▶ [Stored data]
# # #
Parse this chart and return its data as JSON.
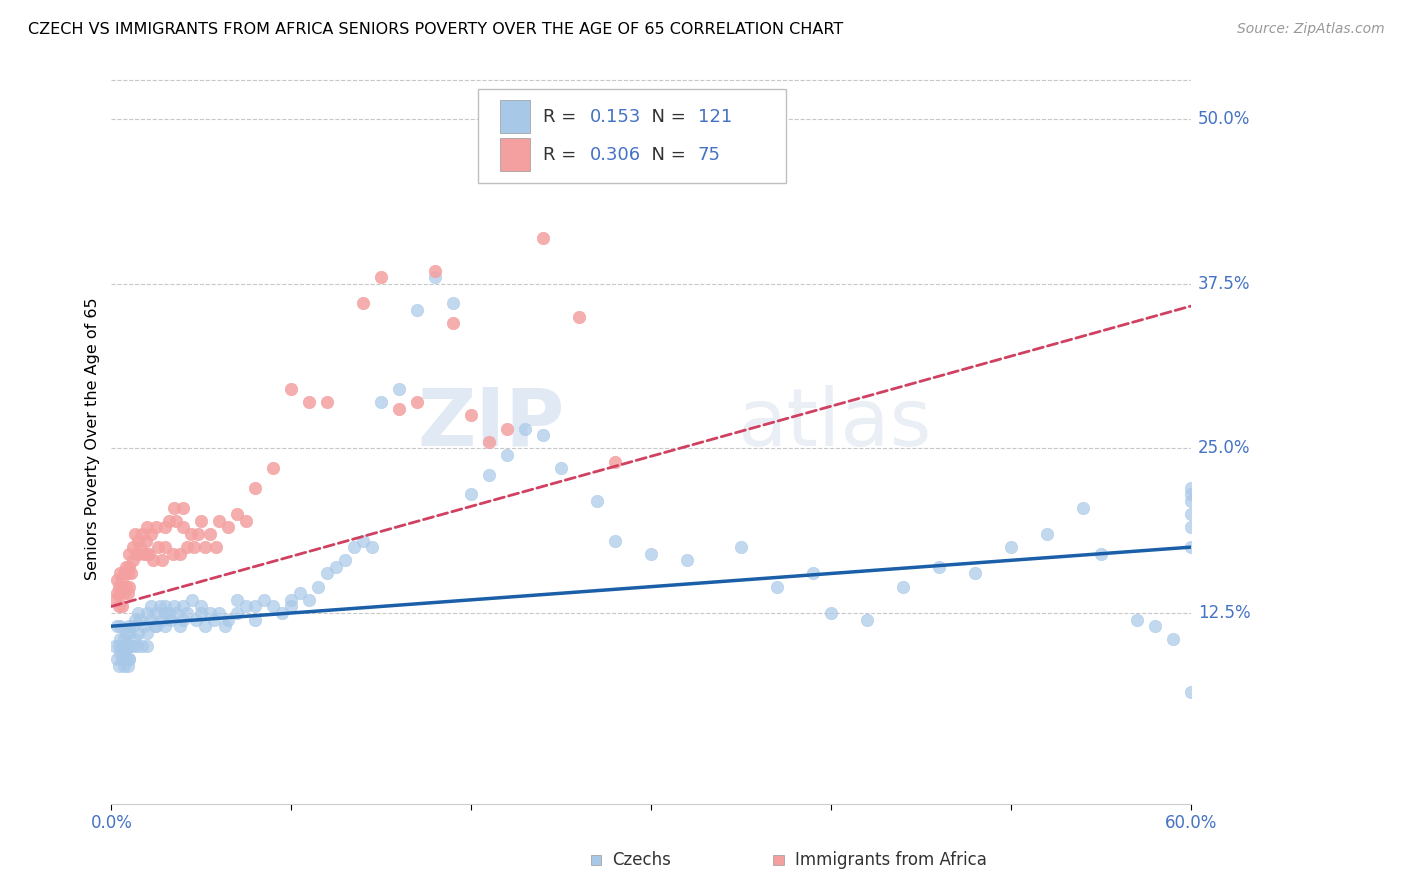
{
  "title": "CZECH VS IMMIGRANTS FROM AFRICA SENIORS POVERTY OVER THE AGE OF 65 CORRELATION CHART",
  "source": "Source: ZipAtlas.com",
  "ylabel": "Seniors Poverty Over the Age of 65",
  "legend_blue_R": "0.153",
  "legend_blue_N": "121",
  "legend_pink_R": "0.306",
  "legend_pink_N": "75",
  "legend_label_blue": "Czechs",
  "legend_label_pink": "Immigrants from Africa",
  "blue_color": "#a8c8e8",
  "pink_color": "#f4a0a0",
  "blue_line_color": "#1a5fa8",
  "pink_line_color": "#d04060",
  "axis_label_color": "#4472c4",
  "xmin": 0.0,
  "xmax": 0.6,
  "ymin": -0.02,
  "ymax": 0.535,
  "blue_intercept": 0.115,
  "blue_slope": 0.1,
  "pink_intercept": 0.13,
  "pink_slope": 0.38,
  "czechs_x": [
    0.002,
    0.003,
    0.003,
    0.004,
    0.004,
    0.005,
    0.005,
    0.005,
    0.006,
    0.006,
    0.007,
    0.007,
    0.007,
    0.008,
    0.008,
    0.008,
    0.009,
    0.009,
    0.01,
    0.01,
    0.01,
    0.01,
    0.01,
    0.01,
    0.012,
    0.012,
    0.013,
    0.013,
    0.014,
    0.015,
    0.015,
    0.016,
    0.017,
    0.018,
    0.02,
    0.02,
    0.02,
    0.022,
    0.022,
    0.024,
    0.025,
    0.025,
    0.027,
    0.028,
    0.03,
    0.03,
    0.03,
    0.032,
    0.033,
    0.035,
    0.036,
    0.038,
    0.04,
    0.04,
    0.042,
    0.045,
    0.047,
    0.05,
    0.05,
    0.052,
    0.055,
    0.057,
    0.06,
    0.063,
    0.065,
    0.07,
    0.07,
    0.075,
    0.08,
    0.08,
    0.085,
    0.09,
    0.095,
    0.1,
    0.1,
    0.105,
    0.11,
    0.115,
    0.12,
    0.125,
    0.13,
    0.135,
    0.14,
    0.145,
    0.15,
    0.16,
    0.17,
    0.18,
    0.19,
    0.2,
    0.21,
    0.22,
    0.23,
    0.24,
    0.25,
    0.27,
    0.28,
    0.3,
    0.32,
    0.35,
    0.37,
    0.39,
    0.4,
    0.42,
    0.44,
    0.46,
    0.48,
    0.5,
    0.52,
    0.54,
    0.55,
    0.57,
    0.58,
    0.59,
    0.6,
    0.6,
    0.6,
    0.6,
    0.6,
    0.6,
    0.6
  ],
  "czechs_y": [
    0.1,
    0.09,
    0.115,
    0.085,
    0.1,
    0.095,
    0.105,
    0.115,
    0.09,
    0.1,
    0.085,
    0.095,
    0.105,
    0.09,
    0.1,
    0.11,
    0.085,
    0.1,
    0.09,
    0.1,
    0.11,
    0.115,
    0.1,
    0.09,
    0.1,
    0.115,
    0.105,
    0.12,
    0.1,
    0.11,
    0.125,
    0.12,
    0.1,
    0.115,
    0.11,
    0.125,
    0.1,
    0.12,
    0.13,
    0.115,
    0.125,
    0.115,
    0.13,
    0.12,
    0.125,
    0.13,
    0.115,
    0.125,
    0.12,
    0.13,
    0.125,
    0.115,
    0.13,
    0.12,
    0.125,
    0.135,
    0.12,
    0.125,
    0.13,
    0.115,
    0.125,
    0.12,
    0.125,
    0.115,
    0.12,
    0.125,
    0.135,
    0.13,
    0.13,
    0.12,
    0.135,
    0.13,
    0.125,
    0.135,
    0.13,
    0.14,
    0.135,
    0.145,
    0.155,
    0.16,
    0.165,
    0.175,
    0.18,
    0.175,
    0.285,
    0.295,
    0.355,
    0.38,
    0.36,
    0.215,
    0.23,
    0.245,
    0.265,
    0.26,
    0.235,
    0.21,
    0.18,
    0.17,
    0.165,
    0.175,
    0.145,
    0.155,
    0.125,
    0.12,
    0.145,
    0.16,
    0.155,
    0.175,
    0.185,
    0.205,
    0.17,
    0.12,
    0.115,
    0.105,
    0.2,
    0.21,
    0.215,
    0.22,
    0.19,
    0.175,
    0.065
  ],
  "africa_x": [
    0.002,
    0.003,
    0.003,
    0.004,
    0.004,
    0.005,
    0.005,
    0.006,
    0.006,
    0.007,
    0.007,
    0.008,
    0.008,
    0.009,
    0.009,
    0.01,
    0.01,
    0.01,
    0.011,
    0.012,
    0.012,
    0.013,
    0.014,
    0.015,
    0.015,
    0.016,
    0.017,
    0.018,
    0.019,
    0.02,
    0.02,
    0.021,
    0.022,
    0.023,
    0.025,
    0.026,
    0.028,
    0.03,
    0.03,
    0.032,
    0.034,
    0.035,
    0.036,
    0.038,
    0.04,
    0.04,
    0.042,
    0.044,
    0.046,
    0.048,
    0.05,
    0.052,
    0.055,
    0.058,
    0.06,
    0.065,
    0.07,
    0.075,
    0.08,
    0.09,
    0.1,
    0.11,
    0.12,
    0.14,
    0.15,
    0.16,
    0.17,
    0.18,
    0.19,
    0.2,
    0.21,
    0.22,
    0.24,
    0.26,
    0.28
  ],
  "africa_y": [
    0.135,
    0.14,
    0.15,
    0.13,
    0.145,
    0.14,
    0.155,
    0.13,
    0.15,
    0.14,
    0.155,
    0.145,
    0.16,
    0.14,
    0.155,
    0.145,
    0.16,
    0.17,
    0.155,
    0.165,
    0.175,
    0.185,
    0.17,
    0.17,
    0.18,
    0.175,
    0.185,
    0.17,
    0.18,
    0.17,
    0.19,
    0.17,
    0.185,
    0.165,
    0.19,
    0.175,
    0.165,
    0.19,
    0.175,
    0.195,
    0.17,
    0.205,
    0.195,
    0.17,
    0.205,
    0.19,
    0.175,
    0.185,
    0.175,
    0.185,
    0.195,
    0.175,
    0.185,
    0.175,
    0.195,
    0.19,
    0.2,
    0.195,
    0.22,
    0.235,
    0.295,
    0.285,
    0.285,
    0.36,
    0.38,
    0.28,
    0.285,
    0.385,
    0.345,
    0.275,
    0.255,
    0.265,
    0.41,
    0.35,
    0.24
  ]
}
# # #
Give every record back exactly as it reads, with no images.

▶ [Answer for the task]
Parse this chart and return its data as JSON.
{
  "title": "CZECH VS IMMIGRANTS FROM AFRICA SENIORS POVERTY OVER THE AGE OF 65 CORRELATION CHART",
  "source": "Source: ZipAtlas.com",
  "ylabel": "Seniors Poverty Over the Age of 65",
  "legend_blue_R": "0.153",
  "legend_blue_N": "121",
  "legend_pink_R": "0.306",
  "legend_pink_N": "75",
  "legend_label_blue": "Czechs",
  "legend_label_pink": "Immigrants from Africa",
  "blue_color": "#a8c8e8",
  "pink_color": "#f4a0a0",
  "blue_line_color": "#1a5fa8",
  "pink_line_color": "#d04060",
  "axis_label_color": "#4472c4",
  "xmin": 0.0,
  "xmax": 0.6,
  "ymin": -0.02,
  "ymax": 0.535,
  "blue_intercept": 0.115,
  "blue_slope": 0.1,
  "pink_intercept": 0.13,
  "pink_slope": 0.38,
  "czechs_x": [
    0.002,
    0.003,
    0.003,
    0.004,
    0.004,
    0.005,
    0.005,
    0.005,
    0.006,
    0.006,
    0.007,
    0.007,
    0.007,
    0.008,
    0.008,
    0.008,
    0.009,
    0.009,
    0.01,
    0.01,
    0.01,
    0.01,
    0.01,
    0.01,
    0.012,
    0.012,
    0.013,
    0.013,
    0.014,
    0.015,
    0.015,
    0.016,
    0.017,
    0.018,
    0.02,
    0.02,
    0.02,
    0.022,
    0.022,
    0.024,
    0.025,
    0.025,
    0.027,
    0.028,
    0.03,
    0.03,
    0.03,
    0.032,
    0.033,
    0.035,
    0.036,
    0.038,
    0.04,
    0.04,
    0.042,
    0.045,
    0.047,
    0.05,
    0.05,
    0.052,
    0.055,
    0.057,
    0.06,
    0.063,
    0.065,
    0.07,
    0.07,
    0.075,
    0.08,
    0.08,
    0.085,
    0.09,
    0.095,
    0.1,
    0.1,
    0.105,
    0.11,
    0.115,
    0.12,
    0.125,
    0.13,
    0.135,
    0.14,
    0.145,
    0.15,
    0.16,
    0.17,
    0.18,
    0.19,
    0.2,
    0.21,
    0.22,
    0.23,
    0.24,
    0.25,
    0.27,
    0.28,
    0.3,
    0.32,
    0.35,
    0.37,
    0.39,
    0.4,
    0.42,
    0.44,
    0.46,
    0.48,
    0.5,
    0.52,
    0.54,
    0.55,
    0.57,
    0.58,
    0.59,
    0.6,
    0.6,
    0.6,
    0.6,
    0.6,
    0.6,
    0.6
  ],
  "czechs_y": [
    0.1,
    0.09,
    0.115,
    0.085,
    0.1,
    0.095,
    0.105,
    0.115,
    0.09,
    0.1,
    0.085,
    0.095,
    0.105,
    0.09,
    0.1,
    0.11,
    0.085,
    0.1,
    0.09,
    0.1,
    0.11,
    0.115,
    0.1,
    0.09,
    0.1,
    0.115,
    0.105,
    0.12,
    0.1,
    0.11,
    0.125,
    0.12,
    0.1,
    0.115,
    0.11,
    0.125,
    0.1,
    0.12,
    0.13,
    0.115,
    0.125,
    0.115,
    0.13,
    0.12,
    0.125,
    0.13,
    0.115,
    0.125,
    0.12,
    0.13,
    0.125,
    0.115,
    0.13,
    0.12,
    0.125,
    0.135,
    0.12,
    0.125,
    0.13,
    0.115,
    0.125,
    0.12,
    0.125,
    0.115,
    0.12,
    0.125,
    0.135,
    0.13,
    0.13,
    0.12,
    0.135,
    0.13,
    0.125,
    0.135,
    0.13,
    0.14,
    0.135,
    0.145,
    0.155,
    0.16,
    0.165,
    0.175,
    0.18,
    0.175,
    0.285,
    0.295,
    0.355,
    0.38,
    0.36,
    0.215,
    0.23,
    0.245,
    0.265,
    0.26,
    0.235,
    0.21,
    0.18,
    0.17,
    0.165,
    0.175,
    0.145,
    0.155,
    0.125,
    0.12,
    0.145,
    0.16,
    0.155,
    0.175,
    0.185,
    0.205,
    0.17,
    0.12,
    0.115,
    0.105,
    0.2,
    0.21,
    0.215,
    0.22,
    0.19,
    0.175,
    0.065
  ],
  "africa_x": [
    0.002,
    0.003,
    0.003,
    0.004,
    0.004,
    0.005,
    0.005,
    0.006,
    0.006,
    0.007,
    0.007,
    0.008,
    0.008,
    0.009,
    0.009,
    0.01,
    0.01,
    0.01,
    0.011,
    0.012,
    0.012,
    0.013,
    0.014,
    0.015,
    0.015,
    0.016,
    0.017,
    0.018,
    0.019,
    0.02,
    0.02,
    0.021,
    0.022,
    0.023,
    0.025,
    0.026,
    0.028,
    0.03,
    0.03,
    0.032,
    0.034,
    0.035,
    0.036,
    0.038,
    0.04,
    0.04,
    0.042,
    0.044,
    0.046,
    0.048,
    0.05,
    0.052,
    0.055,
    0.058,
    0.06,
    0.065,
    0.07,
    0.075,
    0.08,
    0.09,
    0.1,
    0.11,
    0.12,
    0.14,
    0.15,
    0.16,
    0.17,
    0.18,
    0.19,
    0.2,
    0.21,
    0.22,
    0.24,
    0.26,
    0.28
  ],
  "africa_y": [
    0.135,
    0.14,
    0.15,
    0.13,
    0.145,
    0.14,
    0.155,
    0.13,
    0.15,
    0.14,
    0.155,
    0.145,
    0.16,
    0.14,
    0.155,
    0.145,
    0.16,
    0.17,
    0.155,
    0.165,
    0.175,
    0.185,
    0.17,
    0.17,
    0.18,
    0.175,
    0.185,
    0.17,
    0.18,
    0.17,
    0.19,
    0.17,
    0.185,
    0.165,
    0.19,
    0.175,
    0.165,
    0.19,
    0.175,
    0.195,
    0.17,
    0.205,
    0.195,
    0.17,
    0.205,
    0.19,
    0.175,
    0.185,
    0.175,
    0.185,
    0.195,
    0.175,
    0.185,
    0.175,
    0.195,
    0.19,
    0.2,
    0.195,
    0.22,
    0.235,
    0.295,
    0.285,
    0.285,
    0.36,
    0.38,
    0.28,
    0.285,
    0.385,
    0.345,
    0.275,
    0.255,
    0.265,
    0.41,
    0.35,
    0.24
  ]
}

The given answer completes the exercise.